SUPPLIED DATA.
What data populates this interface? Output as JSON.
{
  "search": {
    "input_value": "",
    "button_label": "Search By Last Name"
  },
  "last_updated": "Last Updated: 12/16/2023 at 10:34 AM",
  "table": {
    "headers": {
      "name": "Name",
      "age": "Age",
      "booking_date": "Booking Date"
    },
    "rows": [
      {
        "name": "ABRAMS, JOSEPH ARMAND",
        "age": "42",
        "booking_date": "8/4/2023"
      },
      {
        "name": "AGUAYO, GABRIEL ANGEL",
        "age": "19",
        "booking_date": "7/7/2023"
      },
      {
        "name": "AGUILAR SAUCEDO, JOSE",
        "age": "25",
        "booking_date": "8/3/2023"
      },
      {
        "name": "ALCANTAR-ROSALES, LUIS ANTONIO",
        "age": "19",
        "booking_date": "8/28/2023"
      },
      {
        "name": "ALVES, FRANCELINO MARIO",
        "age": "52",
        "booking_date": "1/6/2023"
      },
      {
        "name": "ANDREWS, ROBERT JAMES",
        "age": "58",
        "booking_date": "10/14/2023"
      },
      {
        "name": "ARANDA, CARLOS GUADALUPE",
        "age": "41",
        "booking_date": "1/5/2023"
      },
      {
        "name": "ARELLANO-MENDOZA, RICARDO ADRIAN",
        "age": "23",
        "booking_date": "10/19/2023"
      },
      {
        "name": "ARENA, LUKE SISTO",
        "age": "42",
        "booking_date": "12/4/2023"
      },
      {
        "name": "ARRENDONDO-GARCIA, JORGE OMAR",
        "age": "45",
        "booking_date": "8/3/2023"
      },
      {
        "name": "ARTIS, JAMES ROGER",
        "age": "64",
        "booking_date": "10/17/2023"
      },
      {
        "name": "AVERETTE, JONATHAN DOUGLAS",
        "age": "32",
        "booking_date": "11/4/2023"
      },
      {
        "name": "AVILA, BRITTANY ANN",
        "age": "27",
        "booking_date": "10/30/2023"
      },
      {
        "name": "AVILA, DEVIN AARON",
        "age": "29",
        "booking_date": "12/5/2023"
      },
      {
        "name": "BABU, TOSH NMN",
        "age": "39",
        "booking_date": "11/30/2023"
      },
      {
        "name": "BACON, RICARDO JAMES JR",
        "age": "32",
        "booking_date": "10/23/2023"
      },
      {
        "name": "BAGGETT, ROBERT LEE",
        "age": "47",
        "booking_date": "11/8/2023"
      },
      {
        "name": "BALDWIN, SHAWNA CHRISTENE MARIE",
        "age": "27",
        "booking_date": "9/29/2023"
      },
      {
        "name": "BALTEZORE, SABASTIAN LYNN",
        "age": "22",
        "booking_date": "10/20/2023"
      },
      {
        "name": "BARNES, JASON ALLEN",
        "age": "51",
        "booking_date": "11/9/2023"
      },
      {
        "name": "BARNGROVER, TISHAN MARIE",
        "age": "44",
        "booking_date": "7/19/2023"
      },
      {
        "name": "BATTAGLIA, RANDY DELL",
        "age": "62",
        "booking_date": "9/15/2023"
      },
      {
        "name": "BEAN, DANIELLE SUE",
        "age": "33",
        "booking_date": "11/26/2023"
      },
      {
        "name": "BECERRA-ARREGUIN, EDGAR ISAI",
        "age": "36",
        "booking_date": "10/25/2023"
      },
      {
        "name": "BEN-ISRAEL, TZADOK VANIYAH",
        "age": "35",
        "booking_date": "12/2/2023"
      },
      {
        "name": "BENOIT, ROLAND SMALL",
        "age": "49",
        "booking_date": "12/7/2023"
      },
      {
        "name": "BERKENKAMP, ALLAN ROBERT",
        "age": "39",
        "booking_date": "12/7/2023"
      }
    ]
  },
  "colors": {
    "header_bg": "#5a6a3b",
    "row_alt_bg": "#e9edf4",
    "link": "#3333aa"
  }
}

PROBLEM REQUIREMENTS. Only the number is wanted: how many lines of the data contain the word "ROBERT"?

THE COMPLETED TASK. 3